⟨

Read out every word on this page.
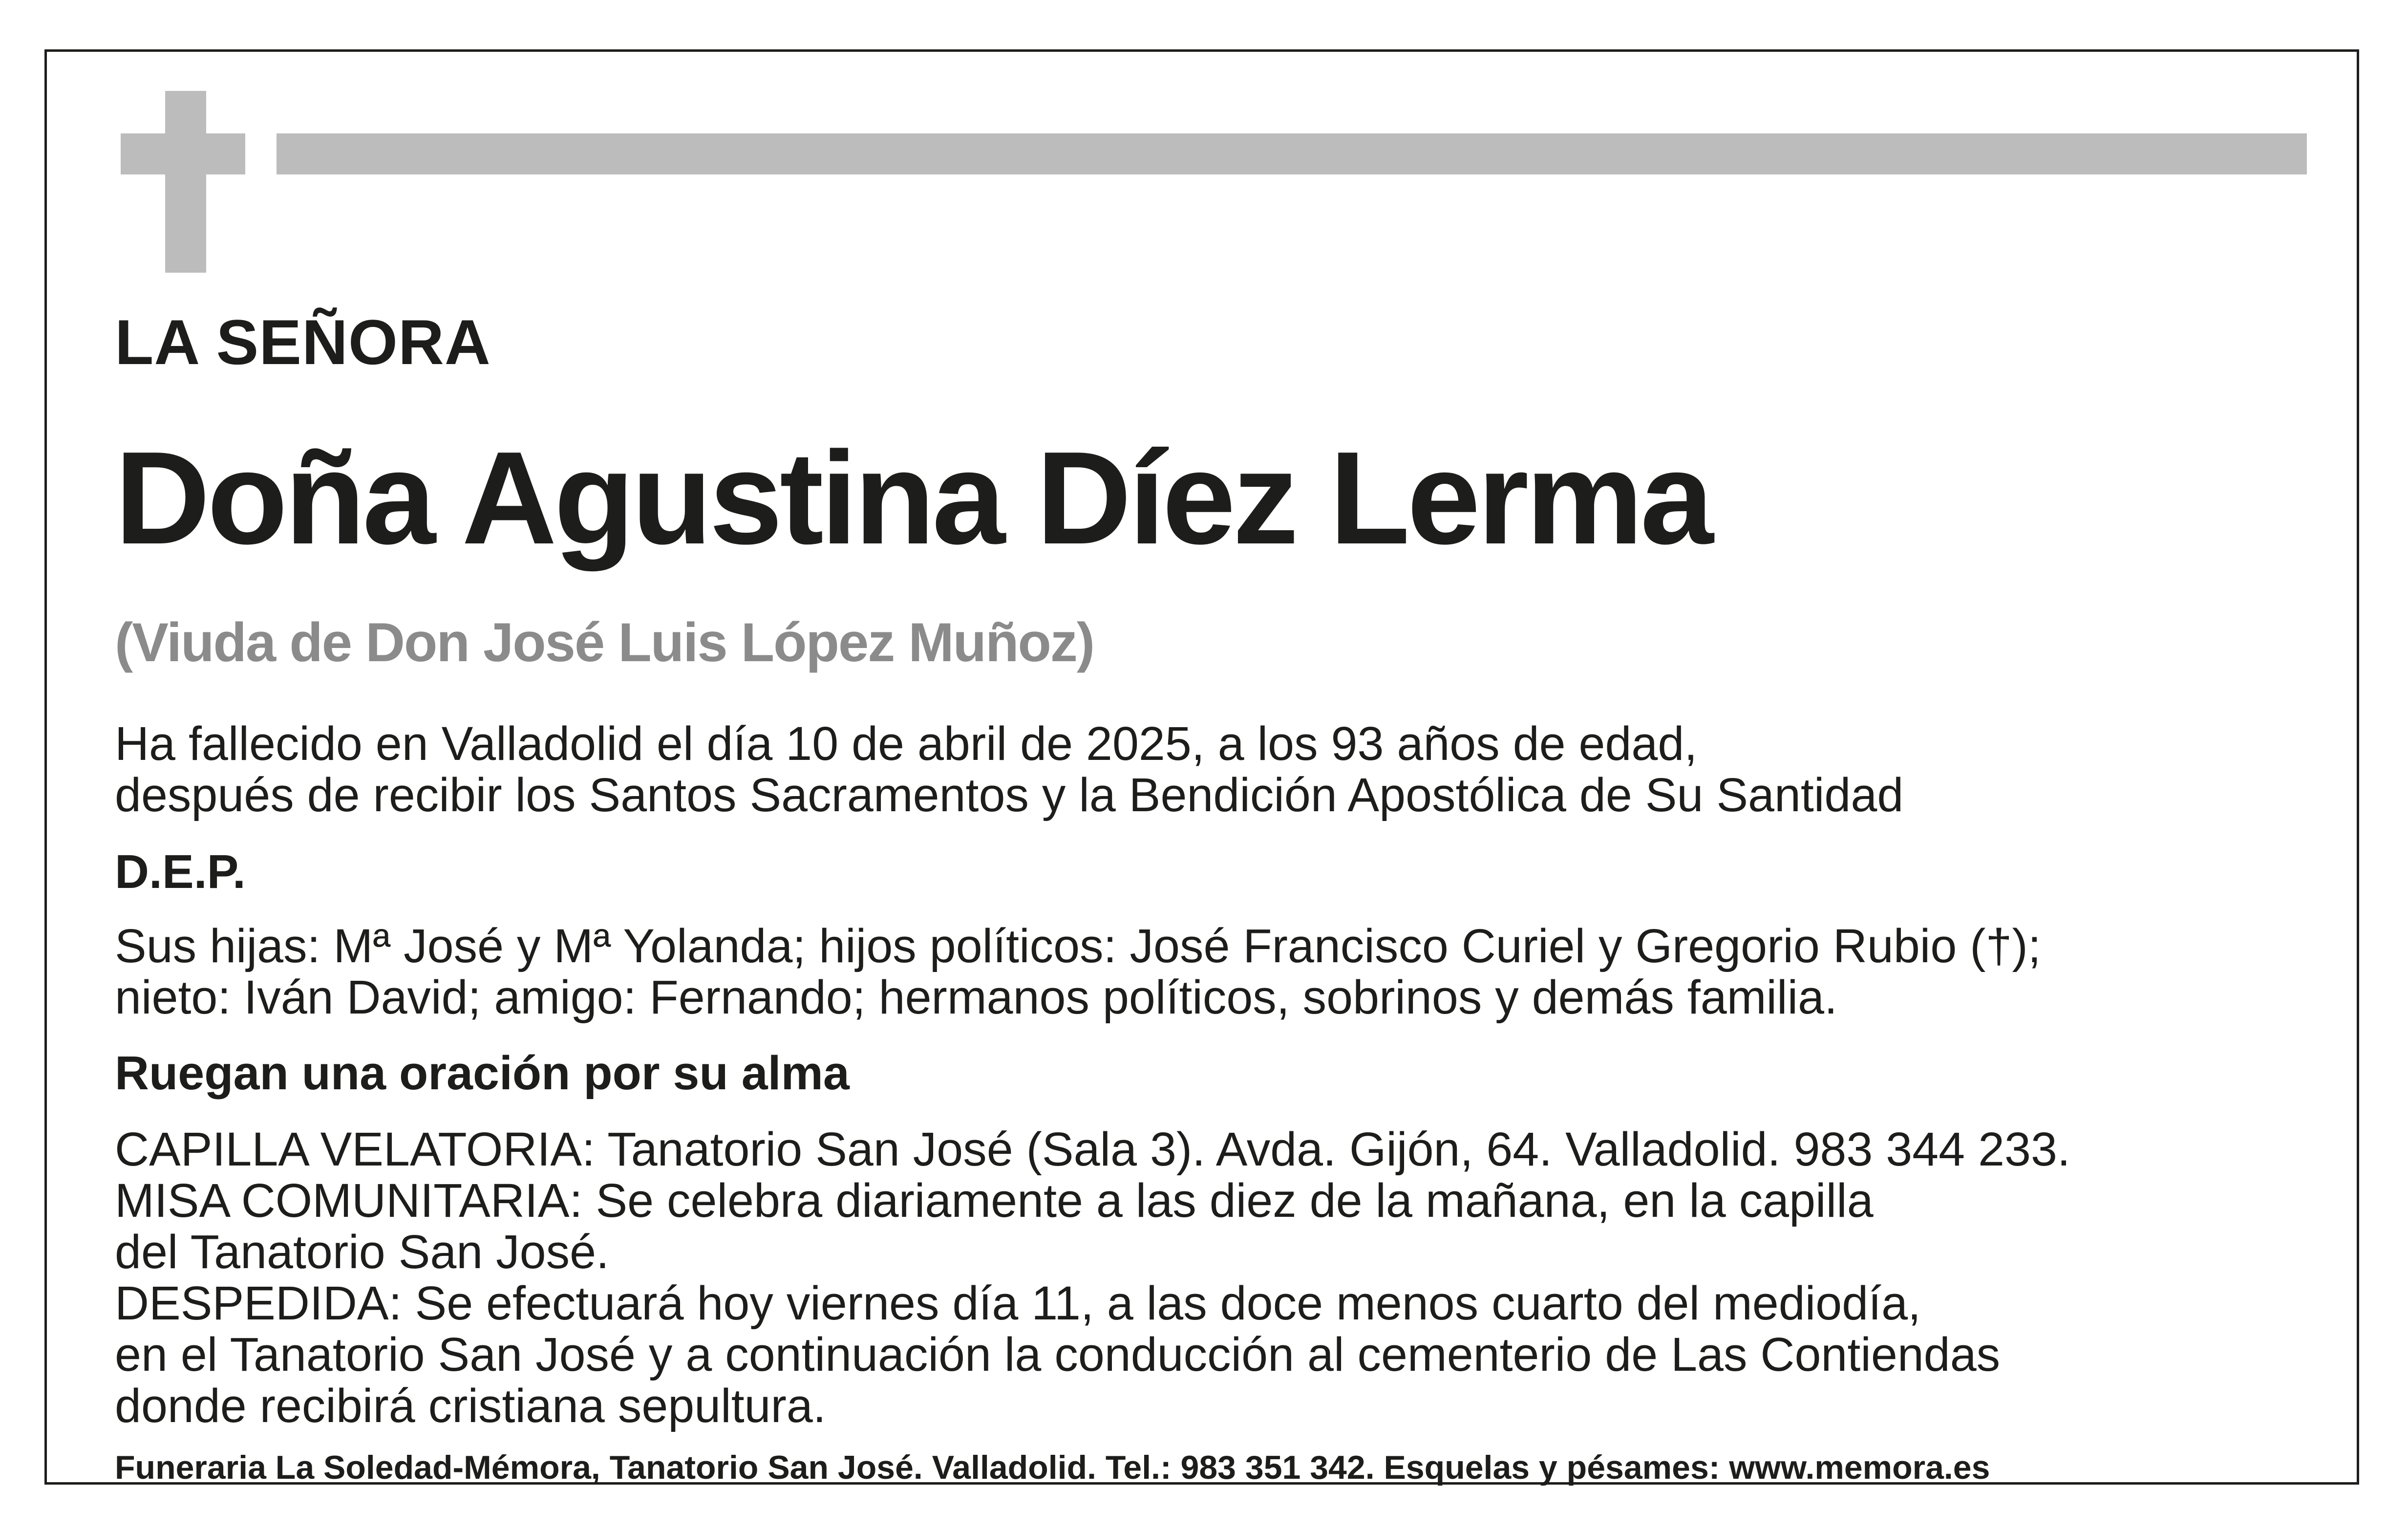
LA SEÑORA

Doña Agustina Díez Lerma

(Viuda de Don José Luis López Muñoz)

Ha fallecido en Valladolid el día 10 de abril de 2025, a los 93 años de edad,

después de recibir los Santos Sacramentos y la Bendición Apostólica de Su Santidad

D.E.P.

Sus hijas: Mª José y Mª Yolanda; hijos políticos: José Francisco Curiel y Gregorio Rubio (†);

nieto: Iván David; amigo: Fernando; hermanos políticos, sobrinos y demás familia.

Ruegan una oración por su alma

CAPILLA VELATORIA: Tanatorio San José (Sala 3). Avda. Gijón, 64. Valladolid. 983 344 233.

MISA COMUNITARIA: Se celebra diariamente a las diez de la mañana, en la capilla

del Tanatorio San José.

DESPEDIDA: Se efectuará hoy viernes día 11, a las doce menos cuarto del mediodía,

en el Tanatorio San José y a continuación la conducción al cementerio de Las Contiendas

donde recibirá cristiana sepultura.

Funeraria La Soledad-Mémora, Tanatorio San José. Valladolid. Tel.: 983 351 342. Esquelas y pésames: www.memora.es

⟩

JOB:
Return all of the entries word for word, but omit the pictures.

RESPONSE TO THE TASK:
Read out every word on this page.
LA SEÑORA

Doña Agustina Díez Lerma

(Viuda de Don José Luis López Muñoz)

Ha fallecido en Valladolid el día 10 de abril de 2025, a los 93 años de edad,

después de recibir los Santos Sacramentos y la Bendición Apostólica de Su Santidad

D.E.P.

Sus hijas: Mª José y Mª Yolanda; hijos políticos: José Francisco Curiel y Gregorio Rubio (†);

nieto: Iván David; amigo: Fernando; hermanos políticos, sobrinos y demás familia.

Ruegan una oración por su alma

CAPILLA VELATORIA: Tanatorio San José (Sala 3). Avda. Gijón, 64. Valladolid. 983 344 233.

MISA COMUNITARIA: Se celebra diariamente a las diez de la mañana, en la capilla

del Tanatorio San José.

DESPEDIDA: Se efectuará hoy viernes día 11, a las doce menos cuarto del mediodía,

en el Tanatorio San José y a continuación la conducción al cementerio de Las Contiendas

donde recibirá cristiana sepultura.

Funeraria La Soledad-Mémora, Tanatorio San José. Valladolid. Tel.: 983 351 342. Esquelas y pésames: www.memora.es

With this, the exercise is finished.